WHAT YOU SHOULD DO:
Starting with the first line of the material and going on through the line that contains "svg-text:birth: birth xyxy=(372,243,377,246)", substitute "College instructors" for each "Postsecondary teachers" and write those lines out again with nothing else changed.

SUPPLIED MATERIAL:
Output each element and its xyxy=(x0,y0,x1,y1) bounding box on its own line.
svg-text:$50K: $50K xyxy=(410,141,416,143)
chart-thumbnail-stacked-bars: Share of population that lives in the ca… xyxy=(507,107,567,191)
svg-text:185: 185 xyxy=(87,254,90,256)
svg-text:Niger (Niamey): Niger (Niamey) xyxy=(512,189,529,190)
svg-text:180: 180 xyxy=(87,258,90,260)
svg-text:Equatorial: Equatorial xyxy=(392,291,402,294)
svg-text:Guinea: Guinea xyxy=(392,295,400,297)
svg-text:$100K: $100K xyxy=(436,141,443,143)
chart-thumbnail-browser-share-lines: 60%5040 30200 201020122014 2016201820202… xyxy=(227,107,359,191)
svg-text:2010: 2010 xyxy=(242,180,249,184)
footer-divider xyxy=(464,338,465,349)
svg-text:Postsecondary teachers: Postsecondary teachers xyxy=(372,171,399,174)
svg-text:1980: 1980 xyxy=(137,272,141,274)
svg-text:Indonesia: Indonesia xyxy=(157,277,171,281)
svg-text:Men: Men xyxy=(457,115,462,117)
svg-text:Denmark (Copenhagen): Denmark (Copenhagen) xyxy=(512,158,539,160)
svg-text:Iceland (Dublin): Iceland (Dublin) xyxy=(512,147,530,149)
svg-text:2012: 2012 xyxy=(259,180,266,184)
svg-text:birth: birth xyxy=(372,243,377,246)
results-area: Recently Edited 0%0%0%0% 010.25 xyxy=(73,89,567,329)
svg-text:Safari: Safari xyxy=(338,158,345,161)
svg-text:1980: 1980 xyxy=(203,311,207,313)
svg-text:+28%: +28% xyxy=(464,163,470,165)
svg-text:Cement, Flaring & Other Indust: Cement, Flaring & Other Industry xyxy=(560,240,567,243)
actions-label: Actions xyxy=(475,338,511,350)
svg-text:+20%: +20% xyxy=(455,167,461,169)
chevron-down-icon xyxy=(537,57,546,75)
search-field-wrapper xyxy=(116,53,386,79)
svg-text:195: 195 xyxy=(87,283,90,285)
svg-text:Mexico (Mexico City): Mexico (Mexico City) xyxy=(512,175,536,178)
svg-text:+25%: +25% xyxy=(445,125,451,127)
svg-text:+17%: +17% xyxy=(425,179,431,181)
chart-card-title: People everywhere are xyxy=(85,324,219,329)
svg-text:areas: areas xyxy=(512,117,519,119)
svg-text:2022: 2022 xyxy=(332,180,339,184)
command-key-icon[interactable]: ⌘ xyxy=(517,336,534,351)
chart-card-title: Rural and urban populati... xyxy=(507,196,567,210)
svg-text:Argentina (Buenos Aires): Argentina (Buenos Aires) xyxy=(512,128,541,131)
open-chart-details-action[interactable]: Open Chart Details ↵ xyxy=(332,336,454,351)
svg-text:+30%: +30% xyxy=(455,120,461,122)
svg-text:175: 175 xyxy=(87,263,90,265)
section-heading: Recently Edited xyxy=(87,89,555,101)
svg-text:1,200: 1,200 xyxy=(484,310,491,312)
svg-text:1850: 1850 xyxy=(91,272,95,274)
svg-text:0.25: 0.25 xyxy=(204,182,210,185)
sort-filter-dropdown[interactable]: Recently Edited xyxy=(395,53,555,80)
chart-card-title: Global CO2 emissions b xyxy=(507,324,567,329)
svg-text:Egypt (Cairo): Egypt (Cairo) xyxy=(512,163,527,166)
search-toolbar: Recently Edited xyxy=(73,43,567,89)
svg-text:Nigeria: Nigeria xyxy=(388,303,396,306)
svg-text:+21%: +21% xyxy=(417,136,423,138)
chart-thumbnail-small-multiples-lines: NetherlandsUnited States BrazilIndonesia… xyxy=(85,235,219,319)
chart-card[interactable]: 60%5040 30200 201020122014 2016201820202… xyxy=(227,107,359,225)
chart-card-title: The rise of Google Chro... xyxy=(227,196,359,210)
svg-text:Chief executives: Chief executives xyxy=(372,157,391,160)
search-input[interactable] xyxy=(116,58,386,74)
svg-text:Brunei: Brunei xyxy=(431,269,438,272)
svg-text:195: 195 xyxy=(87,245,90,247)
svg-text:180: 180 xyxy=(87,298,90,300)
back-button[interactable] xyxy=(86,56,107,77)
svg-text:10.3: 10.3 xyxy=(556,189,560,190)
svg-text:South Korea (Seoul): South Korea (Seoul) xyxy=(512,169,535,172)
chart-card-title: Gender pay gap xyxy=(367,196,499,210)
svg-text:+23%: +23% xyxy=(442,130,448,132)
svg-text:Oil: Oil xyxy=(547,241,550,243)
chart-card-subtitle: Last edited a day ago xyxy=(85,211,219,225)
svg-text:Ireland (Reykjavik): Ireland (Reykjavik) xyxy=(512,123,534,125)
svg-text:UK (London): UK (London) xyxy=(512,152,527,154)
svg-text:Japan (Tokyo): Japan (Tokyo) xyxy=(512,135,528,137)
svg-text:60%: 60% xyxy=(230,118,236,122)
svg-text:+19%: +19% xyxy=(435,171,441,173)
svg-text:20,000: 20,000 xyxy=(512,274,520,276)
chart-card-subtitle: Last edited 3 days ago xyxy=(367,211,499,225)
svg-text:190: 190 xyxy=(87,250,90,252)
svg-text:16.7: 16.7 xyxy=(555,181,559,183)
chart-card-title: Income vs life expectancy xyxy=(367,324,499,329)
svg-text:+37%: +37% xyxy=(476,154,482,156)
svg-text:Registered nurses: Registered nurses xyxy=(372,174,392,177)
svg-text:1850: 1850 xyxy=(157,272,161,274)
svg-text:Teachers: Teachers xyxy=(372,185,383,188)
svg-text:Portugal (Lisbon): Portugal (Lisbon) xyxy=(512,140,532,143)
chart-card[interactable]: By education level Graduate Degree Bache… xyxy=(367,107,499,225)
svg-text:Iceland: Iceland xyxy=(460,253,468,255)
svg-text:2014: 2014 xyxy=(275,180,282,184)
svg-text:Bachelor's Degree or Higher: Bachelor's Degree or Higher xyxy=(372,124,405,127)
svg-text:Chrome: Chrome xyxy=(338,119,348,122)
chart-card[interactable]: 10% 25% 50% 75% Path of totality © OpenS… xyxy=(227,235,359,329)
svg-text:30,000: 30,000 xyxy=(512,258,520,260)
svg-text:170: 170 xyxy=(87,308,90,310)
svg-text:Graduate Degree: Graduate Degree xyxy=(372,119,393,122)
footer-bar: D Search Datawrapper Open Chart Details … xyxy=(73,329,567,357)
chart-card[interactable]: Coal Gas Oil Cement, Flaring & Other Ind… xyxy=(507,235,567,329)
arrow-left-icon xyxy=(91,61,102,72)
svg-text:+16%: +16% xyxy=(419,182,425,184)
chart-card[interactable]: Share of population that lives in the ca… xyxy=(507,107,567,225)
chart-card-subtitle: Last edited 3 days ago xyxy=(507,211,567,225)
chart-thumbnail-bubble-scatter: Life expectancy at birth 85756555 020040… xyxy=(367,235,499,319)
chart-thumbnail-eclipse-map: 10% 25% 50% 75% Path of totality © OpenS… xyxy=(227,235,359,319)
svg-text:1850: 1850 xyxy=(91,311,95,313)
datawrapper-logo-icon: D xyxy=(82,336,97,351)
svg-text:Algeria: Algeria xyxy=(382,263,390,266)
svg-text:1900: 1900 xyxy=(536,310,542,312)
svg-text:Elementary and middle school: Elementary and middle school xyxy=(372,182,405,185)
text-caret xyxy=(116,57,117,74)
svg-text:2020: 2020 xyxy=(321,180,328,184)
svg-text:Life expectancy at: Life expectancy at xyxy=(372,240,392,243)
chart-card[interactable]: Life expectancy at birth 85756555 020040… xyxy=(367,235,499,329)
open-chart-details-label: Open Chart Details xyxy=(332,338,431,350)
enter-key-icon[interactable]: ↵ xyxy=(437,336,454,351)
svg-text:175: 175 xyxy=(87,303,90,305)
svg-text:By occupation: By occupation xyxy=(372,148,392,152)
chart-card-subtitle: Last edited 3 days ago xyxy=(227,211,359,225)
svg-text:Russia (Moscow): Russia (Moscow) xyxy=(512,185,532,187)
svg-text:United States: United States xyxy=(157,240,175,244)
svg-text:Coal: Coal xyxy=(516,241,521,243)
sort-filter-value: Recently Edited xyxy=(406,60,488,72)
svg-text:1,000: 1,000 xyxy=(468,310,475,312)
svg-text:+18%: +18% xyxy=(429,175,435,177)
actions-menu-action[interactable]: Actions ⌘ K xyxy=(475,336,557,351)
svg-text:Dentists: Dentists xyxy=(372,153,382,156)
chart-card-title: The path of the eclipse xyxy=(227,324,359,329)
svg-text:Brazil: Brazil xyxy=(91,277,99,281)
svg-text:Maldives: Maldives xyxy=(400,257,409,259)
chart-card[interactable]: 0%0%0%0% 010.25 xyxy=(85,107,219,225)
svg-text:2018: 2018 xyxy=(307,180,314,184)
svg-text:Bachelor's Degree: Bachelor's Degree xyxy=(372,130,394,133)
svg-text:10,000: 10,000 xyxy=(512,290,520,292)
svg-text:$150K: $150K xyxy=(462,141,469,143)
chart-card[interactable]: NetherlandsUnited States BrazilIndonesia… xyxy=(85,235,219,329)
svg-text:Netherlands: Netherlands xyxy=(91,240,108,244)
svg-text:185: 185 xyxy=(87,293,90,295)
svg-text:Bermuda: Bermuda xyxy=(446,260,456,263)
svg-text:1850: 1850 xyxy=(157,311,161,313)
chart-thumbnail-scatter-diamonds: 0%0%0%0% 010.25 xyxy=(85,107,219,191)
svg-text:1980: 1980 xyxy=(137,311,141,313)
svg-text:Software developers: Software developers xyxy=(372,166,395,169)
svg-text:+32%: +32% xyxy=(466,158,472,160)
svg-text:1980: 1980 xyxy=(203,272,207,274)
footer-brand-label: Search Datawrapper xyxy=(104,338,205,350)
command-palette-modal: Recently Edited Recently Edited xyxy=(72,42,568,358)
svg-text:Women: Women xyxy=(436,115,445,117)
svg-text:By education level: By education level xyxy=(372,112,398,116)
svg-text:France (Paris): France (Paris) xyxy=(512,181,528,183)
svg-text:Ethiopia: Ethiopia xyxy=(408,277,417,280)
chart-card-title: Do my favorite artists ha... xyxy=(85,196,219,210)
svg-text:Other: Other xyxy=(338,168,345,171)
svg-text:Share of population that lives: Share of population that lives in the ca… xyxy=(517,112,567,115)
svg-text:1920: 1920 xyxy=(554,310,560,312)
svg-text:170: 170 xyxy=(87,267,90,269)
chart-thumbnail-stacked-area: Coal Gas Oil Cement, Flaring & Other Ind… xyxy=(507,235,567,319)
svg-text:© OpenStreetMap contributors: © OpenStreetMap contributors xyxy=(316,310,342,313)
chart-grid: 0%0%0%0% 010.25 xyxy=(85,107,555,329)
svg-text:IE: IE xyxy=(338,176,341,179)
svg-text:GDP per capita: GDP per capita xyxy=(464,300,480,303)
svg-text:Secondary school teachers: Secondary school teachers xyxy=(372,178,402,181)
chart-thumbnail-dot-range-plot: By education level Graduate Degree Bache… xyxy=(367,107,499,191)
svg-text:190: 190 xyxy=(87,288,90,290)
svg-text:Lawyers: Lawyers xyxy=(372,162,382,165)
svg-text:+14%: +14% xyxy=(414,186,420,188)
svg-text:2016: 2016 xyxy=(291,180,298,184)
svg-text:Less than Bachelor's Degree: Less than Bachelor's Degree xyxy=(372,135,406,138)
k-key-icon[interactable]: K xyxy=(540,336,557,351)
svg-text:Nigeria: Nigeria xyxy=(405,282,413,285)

TASK ANSWER:
Output each element and its xyxy=(x0,y0,x1,y1) bounding box on its own line.
svg-text:$50K: $50K xyxy=(410,141,416,143)
chart-thumbnail-stacked-bars: Share of population that lives in the ca… xyxy=(507,107,567,191)
svg-text:185: 185 xyxy=(87,254,90,256)
svg-text:Niger (Niamey): Niger (Niamey) xyxy=(512,189,529,190)
svg-text:180: 180 xyxy=(87,258,90,260)
svg-text:Equatorial: Equatorial xyxy=(392,291,402,294)
svg-text:Guinea: Guinea xyxy=(392,295,400,297)
svg-text:$100K: $100K xyxy=(436,141,443,143)
chart-thumbnail-browser-share-lines: 60%5040 30200 201020122014 2016201820202… xyxy=(227,107,359,191)
svg-text:2010: 2010 xyxy=(242,180,249,184)
footer-divider xyxy=(464,338,465,349)
svg-text:College instructors: College instructors xyxy=(372,171,399,174)
svg-text:1980: 1980 xyxy=(137,272,141,274)
svg-text:Indonesia: Indonesia xyxy=(157,277,171,281)
svg-text:Men: Men xyxy=(457,115,462,117)
svg-text:Denmark (Copenhagen): Denmark (Copenhagen) xyxy=(512,158,539,160)
svg-text:Iceland (Dublin): Iceland (Dublin) xyxy=(512,147,530,149)
svg-text:2012: 2012 xyxy=(259,180,266,184)
svg-text:birth: birth xyxy=(372,243,377,246)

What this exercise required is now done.